(Raw records)
------------------------------------------------------------
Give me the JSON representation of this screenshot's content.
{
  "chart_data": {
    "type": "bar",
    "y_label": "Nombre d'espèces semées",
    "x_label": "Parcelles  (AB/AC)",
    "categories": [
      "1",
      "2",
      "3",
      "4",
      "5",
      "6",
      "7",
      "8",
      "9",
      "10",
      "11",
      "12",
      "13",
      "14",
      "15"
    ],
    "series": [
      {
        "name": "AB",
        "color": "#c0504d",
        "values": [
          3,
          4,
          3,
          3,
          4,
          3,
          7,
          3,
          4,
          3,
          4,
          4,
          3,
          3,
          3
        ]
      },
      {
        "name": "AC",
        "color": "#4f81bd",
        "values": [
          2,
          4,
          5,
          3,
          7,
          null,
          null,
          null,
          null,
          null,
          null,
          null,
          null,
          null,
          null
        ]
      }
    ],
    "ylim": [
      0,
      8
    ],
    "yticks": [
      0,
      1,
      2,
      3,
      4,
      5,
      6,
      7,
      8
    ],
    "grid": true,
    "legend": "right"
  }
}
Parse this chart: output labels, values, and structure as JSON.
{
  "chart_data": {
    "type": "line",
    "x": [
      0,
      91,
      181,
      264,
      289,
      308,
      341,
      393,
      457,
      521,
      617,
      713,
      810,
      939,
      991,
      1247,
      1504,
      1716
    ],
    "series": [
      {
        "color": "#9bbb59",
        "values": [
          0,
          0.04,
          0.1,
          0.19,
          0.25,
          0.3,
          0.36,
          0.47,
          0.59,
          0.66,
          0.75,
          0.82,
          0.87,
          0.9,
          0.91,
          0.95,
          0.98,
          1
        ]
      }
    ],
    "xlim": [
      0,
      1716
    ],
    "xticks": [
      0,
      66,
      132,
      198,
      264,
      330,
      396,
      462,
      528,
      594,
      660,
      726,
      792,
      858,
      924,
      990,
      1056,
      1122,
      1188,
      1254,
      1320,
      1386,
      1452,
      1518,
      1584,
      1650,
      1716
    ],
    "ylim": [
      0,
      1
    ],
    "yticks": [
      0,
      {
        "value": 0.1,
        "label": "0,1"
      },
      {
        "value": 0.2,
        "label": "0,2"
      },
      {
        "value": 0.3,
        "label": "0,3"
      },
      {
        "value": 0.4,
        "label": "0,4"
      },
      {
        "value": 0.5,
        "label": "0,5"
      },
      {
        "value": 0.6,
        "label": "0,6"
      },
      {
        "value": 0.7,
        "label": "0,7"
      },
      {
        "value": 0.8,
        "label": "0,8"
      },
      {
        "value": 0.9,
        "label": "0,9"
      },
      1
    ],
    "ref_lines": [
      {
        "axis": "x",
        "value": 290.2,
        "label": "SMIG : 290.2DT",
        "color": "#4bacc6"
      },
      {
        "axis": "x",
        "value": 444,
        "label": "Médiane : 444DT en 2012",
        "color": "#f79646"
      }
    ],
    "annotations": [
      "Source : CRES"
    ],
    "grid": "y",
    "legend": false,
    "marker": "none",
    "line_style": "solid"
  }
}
------------------------------------------------------------
## Written request:
Repeat the records exactly, including every line.

## Exercise result:
Give me the JSON representation of this screenshot's content.
{
  "chart_data": {
    "type": "bar",
    "y_label": "Nombre d'espèces semées",
    "x_label": "Parcelles  (AB/AC)",
    "categories": [
      "1",
      "2",
      "3",
      "4",
      "5",
      "6",
      "7",
      "8",
      "9",
      "10",
      "11",
      "12",
      "13",
      "14",
      "15"
    ],
    "series": [
      {
        "name": "AB",
        "color": "#c0504d",
        "values": [
          3,
          4,
          3,
          3,
          4,
          3,
          7,
          3,
          4,
          3,
          4,
          4,
          3,
          3,
          3
        ]
      },
      {
        "name": "AC",
        "color": "#4f81bd",
        "values": [
          2,
          4,
          5,
          3,
          7,
          null,
          null,
          null,
          null,
          null,
          null,
          null,
          null,
          null,
          null
        ]
      }
    ],
    "ylim": [
      0,
      8
    ],
    "yticks": [
      0,
      1,
      2,
      3,
      4,
      5,
      6,
      7,
      8
    ],
    "grid": true,
    "legend": "right"
  }
}
Parse this chart: output labels, values, and structure as JSON.
{
  "chart_data": {
    "type": "line",
    "x": [
      0,
      91,
      181,
      264,
      289,
      308,
      341,
      393,
      457,
      521,
      617,
      713,
      810,
      939,
      991,
      1247,
      1504,
      1716
    ],
    "series": [
      {
        "color": "#9bbb59",
        "values": [
          0,
          0.04,
          0.1,
          0.19,
          0.25,
          0.3,
          0.36,
          0.47,
          0.59,
          0.66,
          0.75,
          0.82,
          0.87,
          0.9,
          0.91,
          0.95,
          0.98,
          1
        ]
      }
    ],
    "xlim": [
      0,
      1716
    ],
    "xticks": [
      0,
      66,
      132,
      198,
      264,
      330,
      396,
      462,
      528,
      594,
      660,
      726,
      792,
      858,
      924,
      990,
      1056,
      1122,
      1188,
      1254,
      1320,
      1386,
      1452,
      1518,
      1584,
      1650,
      1716
    ],
    "ylim": [
      0,
      1
    ],
    "yticks": [
      0,
      {
        "value": 0.1,
        "label": "0,1"
      },
      {
        "value": 0.2,
        "label": "0,2"
      },
      {
        "value": 0.3,
        "label": "0,3"
      },
      {
        "value": 0.4,
        "label": "0,4"
      },
      {
        "value": 0.5,
        "label": "0,5"
      },
      {
        "value": 0.6,
        "label": "0,6"
      },
      {
        "value": 0.7,
        "label": "0,7"
      },
      {
        "value": 0.8,
        "label": "0,8"
      },
      {
        "value": 0.9,
        "label": "0,9"
      },
      1
    ],
    "ref_lines": [
      {
        "axis": "x",
        "value": 290.2,
        "label": "SMIG : 290.2DT",
        "color": "#4bacc6"
      },
      {
        "axis": "x",
        "value": 444,
        "label": "Médiane : 444DT en 2012",
        "color": "#f79646"
      }
    ],
    "annotations": [
      "Source : CRES"
    ],
    "grid": "y",
    "legend": false,
    "marker": "none",
    "line_style": "solid"
  }
}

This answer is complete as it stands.